TASK REQUIREMENTS -> Below are some records; reproduce every one of them exactly.

[Records from a collection]
--------------------
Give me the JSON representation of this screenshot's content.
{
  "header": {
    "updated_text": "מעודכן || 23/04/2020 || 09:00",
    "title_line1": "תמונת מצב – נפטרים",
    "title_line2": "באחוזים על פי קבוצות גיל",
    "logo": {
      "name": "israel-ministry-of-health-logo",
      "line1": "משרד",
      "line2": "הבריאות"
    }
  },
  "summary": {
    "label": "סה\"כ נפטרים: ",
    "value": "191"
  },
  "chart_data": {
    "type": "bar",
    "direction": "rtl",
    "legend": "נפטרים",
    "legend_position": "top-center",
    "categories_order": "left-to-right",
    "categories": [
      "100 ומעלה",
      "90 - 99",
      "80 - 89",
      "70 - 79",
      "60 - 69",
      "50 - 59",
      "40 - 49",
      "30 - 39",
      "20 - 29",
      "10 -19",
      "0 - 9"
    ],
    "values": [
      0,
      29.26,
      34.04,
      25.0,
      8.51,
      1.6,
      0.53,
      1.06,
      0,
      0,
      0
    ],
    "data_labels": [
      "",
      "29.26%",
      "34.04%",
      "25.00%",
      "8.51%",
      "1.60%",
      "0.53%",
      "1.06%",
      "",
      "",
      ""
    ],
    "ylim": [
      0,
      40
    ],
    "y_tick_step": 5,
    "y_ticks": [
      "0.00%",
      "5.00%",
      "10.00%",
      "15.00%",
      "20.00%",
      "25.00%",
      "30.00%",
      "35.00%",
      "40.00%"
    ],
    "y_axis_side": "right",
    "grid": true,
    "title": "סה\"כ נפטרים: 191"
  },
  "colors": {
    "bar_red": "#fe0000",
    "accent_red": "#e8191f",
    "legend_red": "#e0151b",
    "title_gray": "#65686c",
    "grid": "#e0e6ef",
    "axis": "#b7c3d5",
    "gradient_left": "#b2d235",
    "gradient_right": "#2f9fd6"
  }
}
--------------------
RESPONSE ->
Give me the JSON representation of this screenshot's content.
{
  "header": {
    "updated_text": "מעודכן || 23/04/2020 || 09:00",
    "title_line1": "תמונת מצב – נפטרים",
    "title_line2": "באחוזים על פי קבוצות גיל",
    "logo": {
      "name": "israel-ministry-of-health-logo",
      "line1": "משרד",
      "line2": "הבריאות"
    }
  },
  "summary": {
    "label": "סה\"כ נפטרים: ",
    "value": "191"
  },
  "chart_data": {
    "type": "bar",
    "direction": "rtl",
    "legend": "נפטרים",
    "legend_position": "top-center",
    "categories_order": "left-to-right",
    "categories": [
      "100 ומעלה",
      "90 - 99",
      "80 - 89",
      "70 - 79",
      "60 - 69",
      "50 - 59",
      "40 - 49",
      "30 - 39",
      "20 - 29",
      "10 -19",
      "0 - 9"
    ],
    "values": [
      0,
      29.26,
      34.04,
      25.0,
      8.51,
      1.6,
      0.53,
      1.06,
      0,
      0,
      0
    ],
    "data_labels": [
      "",
      "29.26%",
      "34.04%",
      "25.00%",
      "8.51%",
      "1.60%",
      "0.53%",
      "1.06%",
      "",
      "",
      ""
    ],
    "ylim": [
      0,
      40
    ],
    "y_tick_step": 5,
    "y_ticks": [
      "0.00%",
      "5.00%",
      "10.00%",
      "15.00%",
      "20.00%",
      "25.00%",
      "30.00%",
      "35.00%",
      "40.00%"
    ],
    "y_axis_side": "right",
    "grid": true,
    "title": "סה\"כ נפטרים: 191"
  },
  "colors": {
    "bar_red": "#fe0000",
    "accent_red": "#e8191f",
    "legend_red": "#e0151b",
    "title_gray": "#65686c",
    "grid": "#e0e6ef",
    "axis": "#b7c3d5",
    "gradient_left": "#b2d235",
    "gradient_right": "#2f9fd6"
  }
}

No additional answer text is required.